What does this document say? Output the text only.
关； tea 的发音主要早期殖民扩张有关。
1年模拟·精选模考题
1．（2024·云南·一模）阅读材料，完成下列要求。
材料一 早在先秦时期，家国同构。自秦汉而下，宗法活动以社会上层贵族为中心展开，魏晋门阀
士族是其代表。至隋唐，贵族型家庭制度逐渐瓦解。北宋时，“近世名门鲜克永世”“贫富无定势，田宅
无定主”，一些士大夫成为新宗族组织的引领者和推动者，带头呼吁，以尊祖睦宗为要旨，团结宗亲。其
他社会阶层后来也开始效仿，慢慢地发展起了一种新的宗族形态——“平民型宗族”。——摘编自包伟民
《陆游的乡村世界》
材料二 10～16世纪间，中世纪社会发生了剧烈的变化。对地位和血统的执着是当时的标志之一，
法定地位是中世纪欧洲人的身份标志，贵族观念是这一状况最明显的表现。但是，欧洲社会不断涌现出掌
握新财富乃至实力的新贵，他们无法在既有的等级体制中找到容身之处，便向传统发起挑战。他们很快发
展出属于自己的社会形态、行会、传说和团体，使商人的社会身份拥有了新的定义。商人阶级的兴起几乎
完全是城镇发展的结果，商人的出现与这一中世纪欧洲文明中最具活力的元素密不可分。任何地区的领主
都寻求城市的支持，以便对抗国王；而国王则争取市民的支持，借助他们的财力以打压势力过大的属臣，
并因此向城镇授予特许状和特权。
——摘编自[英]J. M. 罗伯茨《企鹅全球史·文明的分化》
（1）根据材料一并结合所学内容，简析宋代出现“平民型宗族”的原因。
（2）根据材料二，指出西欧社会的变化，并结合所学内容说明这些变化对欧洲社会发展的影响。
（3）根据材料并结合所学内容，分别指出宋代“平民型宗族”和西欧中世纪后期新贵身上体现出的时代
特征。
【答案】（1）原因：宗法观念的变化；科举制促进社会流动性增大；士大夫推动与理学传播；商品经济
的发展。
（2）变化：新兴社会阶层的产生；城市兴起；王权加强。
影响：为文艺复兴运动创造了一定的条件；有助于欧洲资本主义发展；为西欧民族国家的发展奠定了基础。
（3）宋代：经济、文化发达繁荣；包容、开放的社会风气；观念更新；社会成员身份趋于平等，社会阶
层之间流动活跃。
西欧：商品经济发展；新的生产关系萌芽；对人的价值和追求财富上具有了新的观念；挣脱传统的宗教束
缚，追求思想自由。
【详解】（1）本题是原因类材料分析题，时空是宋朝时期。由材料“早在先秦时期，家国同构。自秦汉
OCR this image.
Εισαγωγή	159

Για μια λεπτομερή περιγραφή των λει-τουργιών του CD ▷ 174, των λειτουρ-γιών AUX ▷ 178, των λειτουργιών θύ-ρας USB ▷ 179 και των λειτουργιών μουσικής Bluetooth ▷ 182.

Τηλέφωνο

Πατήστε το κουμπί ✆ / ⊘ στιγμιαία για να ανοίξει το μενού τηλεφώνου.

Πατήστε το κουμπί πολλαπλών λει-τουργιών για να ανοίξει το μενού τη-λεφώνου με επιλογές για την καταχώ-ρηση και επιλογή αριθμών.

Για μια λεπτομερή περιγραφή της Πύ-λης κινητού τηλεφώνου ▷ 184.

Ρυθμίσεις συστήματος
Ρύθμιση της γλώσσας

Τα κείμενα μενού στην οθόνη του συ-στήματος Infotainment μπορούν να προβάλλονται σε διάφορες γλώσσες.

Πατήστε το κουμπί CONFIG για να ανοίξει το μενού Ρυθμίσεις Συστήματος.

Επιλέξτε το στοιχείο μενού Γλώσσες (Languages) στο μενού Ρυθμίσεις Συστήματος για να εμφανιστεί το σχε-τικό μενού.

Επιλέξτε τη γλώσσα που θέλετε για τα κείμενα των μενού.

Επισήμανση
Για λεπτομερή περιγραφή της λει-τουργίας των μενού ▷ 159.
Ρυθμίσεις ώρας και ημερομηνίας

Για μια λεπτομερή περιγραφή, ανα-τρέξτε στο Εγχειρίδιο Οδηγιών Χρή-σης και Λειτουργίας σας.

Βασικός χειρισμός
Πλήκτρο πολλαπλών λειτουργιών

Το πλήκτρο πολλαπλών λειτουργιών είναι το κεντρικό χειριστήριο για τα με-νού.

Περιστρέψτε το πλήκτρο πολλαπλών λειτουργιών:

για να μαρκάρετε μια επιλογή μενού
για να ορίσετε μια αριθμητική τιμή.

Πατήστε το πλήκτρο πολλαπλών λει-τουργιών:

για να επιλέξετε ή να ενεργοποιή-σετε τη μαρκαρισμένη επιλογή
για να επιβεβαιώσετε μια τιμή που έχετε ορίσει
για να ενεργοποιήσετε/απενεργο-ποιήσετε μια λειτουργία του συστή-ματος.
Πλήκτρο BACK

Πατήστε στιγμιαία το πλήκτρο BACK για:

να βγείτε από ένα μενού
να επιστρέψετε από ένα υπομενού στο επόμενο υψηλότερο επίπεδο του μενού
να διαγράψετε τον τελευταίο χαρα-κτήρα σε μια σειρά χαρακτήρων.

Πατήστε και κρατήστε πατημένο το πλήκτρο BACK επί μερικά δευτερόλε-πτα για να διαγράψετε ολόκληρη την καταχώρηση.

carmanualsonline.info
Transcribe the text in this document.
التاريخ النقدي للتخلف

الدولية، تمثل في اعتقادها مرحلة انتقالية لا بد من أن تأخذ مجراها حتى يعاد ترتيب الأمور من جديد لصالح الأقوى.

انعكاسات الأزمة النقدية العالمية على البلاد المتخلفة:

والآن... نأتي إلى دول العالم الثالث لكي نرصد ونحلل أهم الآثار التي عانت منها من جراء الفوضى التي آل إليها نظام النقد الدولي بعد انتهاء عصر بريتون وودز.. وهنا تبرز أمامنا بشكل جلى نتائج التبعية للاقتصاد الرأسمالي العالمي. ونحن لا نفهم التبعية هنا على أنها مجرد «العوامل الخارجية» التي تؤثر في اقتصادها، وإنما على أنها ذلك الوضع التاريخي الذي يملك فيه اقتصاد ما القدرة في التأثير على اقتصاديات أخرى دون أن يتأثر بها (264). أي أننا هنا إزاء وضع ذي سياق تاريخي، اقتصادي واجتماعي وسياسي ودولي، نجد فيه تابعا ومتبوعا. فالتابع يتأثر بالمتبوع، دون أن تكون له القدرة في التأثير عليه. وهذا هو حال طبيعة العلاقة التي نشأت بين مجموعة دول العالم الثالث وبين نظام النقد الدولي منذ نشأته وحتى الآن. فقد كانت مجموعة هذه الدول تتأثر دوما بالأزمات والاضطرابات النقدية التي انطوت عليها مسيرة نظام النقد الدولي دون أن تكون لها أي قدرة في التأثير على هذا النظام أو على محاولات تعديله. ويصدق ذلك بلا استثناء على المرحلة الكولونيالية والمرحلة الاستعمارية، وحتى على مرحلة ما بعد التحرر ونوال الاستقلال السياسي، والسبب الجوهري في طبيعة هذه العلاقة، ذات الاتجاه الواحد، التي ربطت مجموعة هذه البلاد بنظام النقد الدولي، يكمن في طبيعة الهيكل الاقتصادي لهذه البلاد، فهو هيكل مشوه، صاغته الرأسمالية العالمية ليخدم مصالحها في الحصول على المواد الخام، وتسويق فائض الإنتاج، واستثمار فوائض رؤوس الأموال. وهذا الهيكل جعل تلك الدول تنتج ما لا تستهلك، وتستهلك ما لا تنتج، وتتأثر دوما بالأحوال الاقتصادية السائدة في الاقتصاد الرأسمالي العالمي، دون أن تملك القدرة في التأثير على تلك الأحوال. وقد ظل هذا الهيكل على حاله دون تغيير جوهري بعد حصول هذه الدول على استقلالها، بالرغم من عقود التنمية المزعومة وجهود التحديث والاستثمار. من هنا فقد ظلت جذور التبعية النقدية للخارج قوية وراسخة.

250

____________

WHAT YOU NEED TO DO
In the listing above, locate each line with "επιλογή" and copy it.

EXERCISE SOLUTION
Πατήστε το κουμπί πολλαπλών λει-τουργιών για να ανοίξει το μενού τη-λεφώνου με επιλογές για την καταχώ-ρηση και επιλογή αριθμών.
για να μαρκάρετε μια επιλογή μενού
για να επιλέξετε ή να ενεργοποιή-σετε τη μαρκαρισμένη επιλογή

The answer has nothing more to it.